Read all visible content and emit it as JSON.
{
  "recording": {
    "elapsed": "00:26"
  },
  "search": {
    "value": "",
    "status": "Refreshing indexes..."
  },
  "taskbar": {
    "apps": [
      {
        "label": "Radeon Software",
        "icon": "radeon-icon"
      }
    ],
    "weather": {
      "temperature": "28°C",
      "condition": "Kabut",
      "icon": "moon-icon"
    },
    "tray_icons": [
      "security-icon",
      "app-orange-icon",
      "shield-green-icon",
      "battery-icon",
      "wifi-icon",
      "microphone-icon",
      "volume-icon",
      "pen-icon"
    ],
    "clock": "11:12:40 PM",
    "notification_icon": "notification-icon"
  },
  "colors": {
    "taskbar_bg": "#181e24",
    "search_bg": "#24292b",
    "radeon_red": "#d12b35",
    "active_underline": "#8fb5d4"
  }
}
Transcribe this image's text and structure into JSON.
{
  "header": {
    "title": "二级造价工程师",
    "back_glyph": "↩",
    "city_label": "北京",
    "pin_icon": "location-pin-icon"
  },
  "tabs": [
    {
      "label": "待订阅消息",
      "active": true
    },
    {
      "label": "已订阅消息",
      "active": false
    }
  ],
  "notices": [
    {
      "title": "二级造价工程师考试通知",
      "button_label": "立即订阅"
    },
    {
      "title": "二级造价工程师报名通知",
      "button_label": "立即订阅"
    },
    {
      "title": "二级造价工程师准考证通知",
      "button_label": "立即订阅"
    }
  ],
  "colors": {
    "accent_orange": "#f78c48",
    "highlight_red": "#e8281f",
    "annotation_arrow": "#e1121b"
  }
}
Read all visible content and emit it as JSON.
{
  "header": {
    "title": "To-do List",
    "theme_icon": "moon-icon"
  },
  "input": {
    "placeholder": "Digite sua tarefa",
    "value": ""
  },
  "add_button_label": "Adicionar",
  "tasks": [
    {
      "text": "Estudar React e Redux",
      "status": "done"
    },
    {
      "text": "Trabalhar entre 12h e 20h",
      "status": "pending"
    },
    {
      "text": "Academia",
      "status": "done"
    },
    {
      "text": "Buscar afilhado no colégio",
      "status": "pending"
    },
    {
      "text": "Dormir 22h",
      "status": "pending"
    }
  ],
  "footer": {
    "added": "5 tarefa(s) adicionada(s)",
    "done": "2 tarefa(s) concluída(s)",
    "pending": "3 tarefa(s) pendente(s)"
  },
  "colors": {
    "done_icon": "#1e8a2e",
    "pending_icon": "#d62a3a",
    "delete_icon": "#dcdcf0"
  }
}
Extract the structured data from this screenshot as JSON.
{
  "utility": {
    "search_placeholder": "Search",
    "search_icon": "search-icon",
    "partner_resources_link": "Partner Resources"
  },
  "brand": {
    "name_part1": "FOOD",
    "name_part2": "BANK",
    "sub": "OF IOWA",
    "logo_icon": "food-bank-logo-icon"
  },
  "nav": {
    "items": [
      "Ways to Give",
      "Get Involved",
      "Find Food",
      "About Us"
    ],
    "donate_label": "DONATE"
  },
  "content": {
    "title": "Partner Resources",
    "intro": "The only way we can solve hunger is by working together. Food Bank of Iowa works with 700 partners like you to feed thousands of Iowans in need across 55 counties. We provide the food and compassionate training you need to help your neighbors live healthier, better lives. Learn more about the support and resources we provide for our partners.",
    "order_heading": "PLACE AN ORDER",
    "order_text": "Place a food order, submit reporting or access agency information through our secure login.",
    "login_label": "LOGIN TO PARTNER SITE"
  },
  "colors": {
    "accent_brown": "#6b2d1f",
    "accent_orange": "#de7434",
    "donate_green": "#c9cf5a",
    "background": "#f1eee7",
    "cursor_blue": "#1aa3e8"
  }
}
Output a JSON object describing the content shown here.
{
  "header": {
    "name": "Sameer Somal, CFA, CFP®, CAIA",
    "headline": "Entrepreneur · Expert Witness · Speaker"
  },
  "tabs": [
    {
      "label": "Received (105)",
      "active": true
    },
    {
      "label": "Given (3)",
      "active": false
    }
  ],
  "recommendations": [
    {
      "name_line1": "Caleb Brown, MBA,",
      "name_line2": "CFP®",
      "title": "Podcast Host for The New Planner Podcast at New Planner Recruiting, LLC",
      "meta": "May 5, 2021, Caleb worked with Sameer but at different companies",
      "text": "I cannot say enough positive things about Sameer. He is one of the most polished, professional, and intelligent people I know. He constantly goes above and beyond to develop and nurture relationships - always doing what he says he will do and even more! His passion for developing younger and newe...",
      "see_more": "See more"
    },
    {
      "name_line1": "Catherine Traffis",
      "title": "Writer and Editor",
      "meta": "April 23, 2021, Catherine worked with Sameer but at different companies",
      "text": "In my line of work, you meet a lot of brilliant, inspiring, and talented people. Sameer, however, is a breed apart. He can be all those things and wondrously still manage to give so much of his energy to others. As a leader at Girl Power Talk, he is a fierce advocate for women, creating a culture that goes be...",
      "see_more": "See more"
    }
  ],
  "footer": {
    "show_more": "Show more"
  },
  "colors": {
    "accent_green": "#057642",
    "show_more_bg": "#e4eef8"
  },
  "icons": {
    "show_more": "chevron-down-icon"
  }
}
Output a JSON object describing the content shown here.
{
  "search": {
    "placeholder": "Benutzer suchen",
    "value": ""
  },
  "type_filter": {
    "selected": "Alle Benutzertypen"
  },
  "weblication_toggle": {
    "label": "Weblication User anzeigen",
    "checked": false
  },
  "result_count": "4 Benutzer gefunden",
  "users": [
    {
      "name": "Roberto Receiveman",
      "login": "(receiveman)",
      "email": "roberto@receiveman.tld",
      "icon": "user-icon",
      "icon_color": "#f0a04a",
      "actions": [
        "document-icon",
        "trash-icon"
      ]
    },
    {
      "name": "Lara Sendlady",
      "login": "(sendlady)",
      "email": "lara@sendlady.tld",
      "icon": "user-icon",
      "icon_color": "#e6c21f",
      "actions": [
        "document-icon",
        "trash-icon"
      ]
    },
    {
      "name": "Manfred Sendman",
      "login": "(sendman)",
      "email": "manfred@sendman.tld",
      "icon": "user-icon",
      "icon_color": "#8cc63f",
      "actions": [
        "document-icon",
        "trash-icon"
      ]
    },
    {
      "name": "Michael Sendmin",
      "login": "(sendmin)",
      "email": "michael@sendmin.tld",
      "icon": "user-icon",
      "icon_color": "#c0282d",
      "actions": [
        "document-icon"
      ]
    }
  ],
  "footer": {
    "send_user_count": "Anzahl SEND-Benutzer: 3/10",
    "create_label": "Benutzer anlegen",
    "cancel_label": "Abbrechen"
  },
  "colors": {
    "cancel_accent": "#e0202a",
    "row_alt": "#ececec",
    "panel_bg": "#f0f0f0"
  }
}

━━━━

Exercise => Write out the entries in full, exactly as given.

Exercise solution =>
Read all visible content and emit it as JSON.
{
  "recording": {
    "elapsed": "00:26"
  },
  "search": {
    "value": "",
    "status": "Refreshing indexes..."
  },
  "taskbar": {
    "apps": [
      {
        "label": "Radeon Software",
        "icon": "radeon-icon"
      }
    ],
    "weather": {
      "temperature": "28°C",
      "condition": "Kabut",
      "icon": "moon-icon"
    },
    "tray_icons": [
      "security-icon",
      "app-orange-icon",
      "shield-green-icon",
      "battery-icon",
      "wifi-icon",
      "microphone-icon",
      "volume-icon",
      "pen-icon"
    ],
    "clock": "11:12:40 PM",
    "notification_icon": "notification-icon"
  },
  "colors": {
    "taskbar_bg": "#181e24",
    "search_bg": "#24292b",
    "radeon_red": "#d12b35",
    "active_underline": "#8fb5d4"
  }
}
Transcribe this image's text and structure into JSON.
{
  "header": {
    "title": "二级造价工程师",
    "back_glyph": "↩",
    "city_label": "北京",
    "pin_icon": "location-pin-icon"
  },
  "tabs": [
    {
      "label": "待订阅消息",
      "active": true
    },
    {
      "label": "已订阅消息",
      "active": false
    }
  ],
  "notices": [
    {
      "title": "二级造价工程师考试通知",
      "button_label": "立即订阅"
    },
    {
      "title": "二级造价工程师报名通知",
      "button_label": "立即订阅"
    },
    {
      "title": "二级造价工程师准考证通知",
      "button_label": "立即订阅"
    }
  ],
  "colors": {
    "accent_orange": "#f78c48",
    "highlight_red": "#e8281f",
    "annotation_arrow": "#e1121b"
  }
}
Read all visible content and emit it as JSON.
{
  "header": {
    "title": "To-do List",
    "theme_icon": "moon-icon"
  },
  "input": {
    "placeholder": "Digite sua tarefa",
    "value": ""
  },
  "add_button_label": "Adicionar",
  "tasks": [
    {
      "text": "Estudar React e Redux",
      "status": "done"
    },
    {
      "text": "Trabalhar entre 12h e 20h",
      "status": "pending"
    },
    {
      "text": "Academia",
      "status": "done"
    },
    {
      "text": "Buscar afilhado no colégio",
      "status": "pending"
    },
    {
      "text": "Dormir 22h",
      "status": "pending"
    }
  ],
  "footer": {
    "added": "5 tarefa(s) adicionada(s)",
    "done": "2 tarefa(s) concluída(s)",
    "pending": "3 tarefa(s) pendente(s)"
  },
  "colors": {
    "done_icon": "#1e8a2e",
    "pending_icon": "#d62a3a",
    "delete_icon": "#dcdcf0"
  }
}
Extract the structured data from this screenshot as JSON.
{
  "utility": {
    "search_placeholder": "Search",
    "search_icon": "search-icon",
    "partner_resources_link": "Partner Resources"
  },
  "brand": {
    "name_part1": "FOOD",
    "name_part2": "BANK",
    "sub": "OF IOWA",
    "logo_icon": "food-bank-logo-icon"
  },
  "nav": {
    "items": [
      "Ways to Give",
      "Get Involved",
      "Find Food",
      "About Us"
    ],
    "donate_label": "DONATE"
  },
  "content": {
    "title": "Partner Resources",
    "intro": "The only way we can solve hunger is by working together. Food Bank of Iowa works with 700 partners like you to feed thousands of Iowans in need across 55 counties. We provide the food and compassionate training you need to help your neighbors live healthier, better lives. Learn more about the support and resources we provide for our partners.",
    "order_heading": "PLACE AN ORDER",
    "order_text": "Place a food order, submit reporting or access agency information through our secure login.",
    "login_label": "LOGIN TO PARTNER SITE"
  },
  "colors": {
    "accent_brown": "#6b2d1f",
    "accent_orange": "#de7434",
    "donate_green": "#c9cf5a",
    "background": "#f1eee7",
    "cursor_blue": "#1aa3e8"
  }
}
Output a JSON object describing the content shown here.
{
  "header": {
    "name": "Sameer Somal, CFA, CFP®, CAIA",
    "headline": "Entrepreneur · Expert Witness · Speaker"
  },
  "tabs": [
    {
      "label": "Received (105)",
      "active": true
    },
    {
      "label": "Given (3)",
      "active": false
    }
  ],
  "recommendations": [
    {
      "name_line1": "Caleb Brown, MBA,",
      "name_line2": "CFP®",
      "title": "Podcast Host for The New Planner Podcast at New Planner Recruiting, LLC",
      "meta": "May 5, 2021, Caleb worked with Sameer but at different companies",
      "text": "I cannot say enough positive things about Sameer. He is one of the most polished, professional, and intelligent people I know. He constantly goes above and beyond to develop and nurture relationships - always doing what he says he will do and even more! His passion for developing younger and newe...",
      "see_more": "See more"
    },
    {
      "name_line1": "Catherine Traffis",
      "title": "Writer and Editor",
      "meta": "April 23, 2021, Catherine worked with Sameer but at different companies",
      "text": "In my line of work, you meet a lot of brilliant, inspiring, and talented people. Sameer, however, is a breed apart. He can be all those things and wondrously still manage to give so much of his energy to others. As a leader at Girl Power Talk, he is a fierce advocate for women, creating a culture that goes be...",
      "see_more": "See more"
    }
  ],
  "footer": {
    "show_more": "Show more"
  },
  "colors": {
    "accent_green": "#057642",
    "show_more_bg": "#e4eef8"
  },
  "icons": {
    "show_more": "chevron-down-icon"
  }
}
Output a JSON object describing the content shown here.
{
  "search": {
    "placeholder": "Benutzer suchen",
    "value": ""
  },
  "type_filter": {
    "selected": "Alle Benutzertypen"
  },
  "weblication_toggle": {
    "label": "Weblication User anzeigen",
    "checked": false
  },
  "result_count": "4 Benutzer gefunden",
  "users": [
    {
      "name": "Roberto Receiveman",
      "login": "(receiveman)",
      "email": "roberto@receiveman.tld",
      "icon": "user-icon",
      "icon_color": "#f0a04a",
      "actions": [
        "document-icon",
        "trash-icon"
      ]
    },
    {
      "name": "Lara Sendlady",
      "login": "(sendlady)",
      "email": "lara@sendlady.tld",
      "icon": "user-icon",
      "icon_color": "#e6c21f",
      "actions": [
        "document-icon",
        "trash-icon"
      ]
    },
    {
      "name": "Manfred Sendman",
      "login": "(sendman)",
      "email": "manfred@sendman.tld",
      "icon": "user-icon",
      "icon_color": "#8cc63f",
      "actions": [
        "document-icon",
        "trash-icon"
      ]
    },
    {
      "name": "Michael Sendmin",
      "login": "(sendmin)",
      "email": "michael@sendmin.tld",
      "icon": "user-icon",
      "icon_color": "#c0282d",
      "actions": [
        "document-icon"
      ]
    }
  ],
  "footer": {
    "send_user_count": "Anzahl SEND-Benutzer: 3/10",
    "create_label": "Benutzer anlegen",
    "cancel_label": "Abbrechen"
  },
  "colors": {
    "cancel_accent": "#e0202a",
    "row_alt": "#ececec",
    "panel_bg": "#f0f0f0"
  }
}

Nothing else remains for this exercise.